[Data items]
▽
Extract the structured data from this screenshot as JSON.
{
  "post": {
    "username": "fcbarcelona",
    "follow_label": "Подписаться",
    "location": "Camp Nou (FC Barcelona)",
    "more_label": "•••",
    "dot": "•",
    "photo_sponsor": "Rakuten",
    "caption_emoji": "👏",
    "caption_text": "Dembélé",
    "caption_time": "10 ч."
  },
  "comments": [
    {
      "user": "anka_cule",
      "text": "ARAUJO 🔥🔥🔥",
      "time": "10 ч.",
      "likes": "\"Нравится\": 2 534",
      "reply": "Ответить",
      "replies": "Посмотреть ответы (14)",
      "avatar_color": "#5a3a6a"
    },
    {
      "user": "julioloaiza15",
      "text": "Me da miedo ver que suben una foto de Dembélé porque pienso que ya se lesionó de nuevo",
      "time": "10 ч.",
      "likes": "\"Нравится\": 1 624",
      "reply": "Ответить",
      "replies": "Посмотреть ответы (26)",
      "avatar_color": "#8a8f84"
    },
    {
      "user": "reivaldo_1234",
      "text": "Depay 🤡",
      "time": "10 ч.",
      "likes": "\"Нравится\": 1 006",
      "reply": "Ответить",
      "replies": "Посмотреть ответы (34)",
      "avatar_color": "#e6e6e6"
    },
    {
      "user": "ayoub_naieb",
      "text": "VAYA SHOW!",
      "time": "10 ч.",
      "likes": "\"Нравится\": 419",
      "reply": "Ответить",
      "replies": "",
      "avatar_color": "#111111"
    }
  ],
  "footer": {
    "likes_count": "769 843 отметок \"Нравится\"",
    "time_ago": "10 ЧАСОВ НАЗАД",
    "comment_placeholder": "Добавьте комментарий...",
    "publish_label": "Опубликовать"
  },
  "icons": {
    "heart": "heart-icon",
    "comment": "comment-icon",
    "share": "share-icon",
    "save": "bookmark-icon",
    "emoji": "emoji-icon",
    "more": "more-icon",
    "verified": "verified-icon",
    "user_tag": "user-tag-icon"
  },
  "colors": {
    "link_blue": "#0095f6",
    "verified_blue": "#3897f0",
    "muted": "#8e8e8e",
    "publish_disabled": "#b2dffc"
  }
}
△
All of the entries need to be reproduced exactly; please write them out.

Finished exercise:
Extract the structured data from this screenshot as JSON.
{
  "post": {
    "username": "fcbarcelona",
    "follow_label": "Подписаться",
    "location": "Camp Nou (FC Barcelona)",
    "more_label": "•••",
    "dot": "•",
    "photo_sponsor": "Rakuten",
    "caption_emoji": "👏",
    "caption_text": "Dembélé",
    "caption_time": "10 ч."
  },
  "comments": [
    {
      "user": "anka_cule",
      "text": "ARAUJO 🔥🔥🔥",
      "time": "10 ч.",
      "likes": "\"Нравится\": 2 534",
      "reply": "Ответить",
      "replies": "Посмотреть ответы (14)",
      "avatar_color": "#5a3a6a"
    },
    {
      "user": "julioloaiza15",
      "text": "Me da miedo ver que suben una foto de Dembélé porque pienso que ya se lesionó de nuevo",
      "time": "10 ч.",
      "likes": "\"Нравится\": 1 624",
      "reply": "Ответить",
      "replies": "Посмотреть ответы (26)",
      "avatar_color": "#8a8f84"
    },
    {
      "user": "reivaldo_1234",
      "text": "Depay 🤡",
      "time": "10 ч.",
      "likes": "\"Нравится\": 1 006",
      "reply": "Ответить",
      "replies": "Посмотреть ответы (34)",
      "avatar_color": "#e6e6e6"
    },
    {
      "user": "ayoub_naieb",
      "text": "VAYA SHOW!",
      "time": "10 ч.",
      "likes": "\"Нравится\": 419",
      "reply": "Ответить",
      "replies": "",
      "avatar_color": "#111111"
    }
  ],
  "footer": {
    "likes_count": "769 843 отметок \"Нравится\"",
    "time_ago": "10 ЧАСОВ НАЗАД",
    "comment_placeholder": "Добавьте комментарий...",
    "publish_label": "Опубликовать"
  },
  "icons": {
    "heart": "heart-icon",
    "comment": "comment-icon",
    "share": "share-icon",
    "save": "bookmark-icon",
    "emoji": "emoji-icon",
    "more": "more-icon",
    "verified": "verified-icon",
    "user_tag": "user-tag-icon"
  },
  "colors": {
    "link_blue": "#0095f6",
    "verified_blue": "#3897f0",
    "muted": "#8e8e8e",
    "publish_disabled": "#b2dffc"
  }
}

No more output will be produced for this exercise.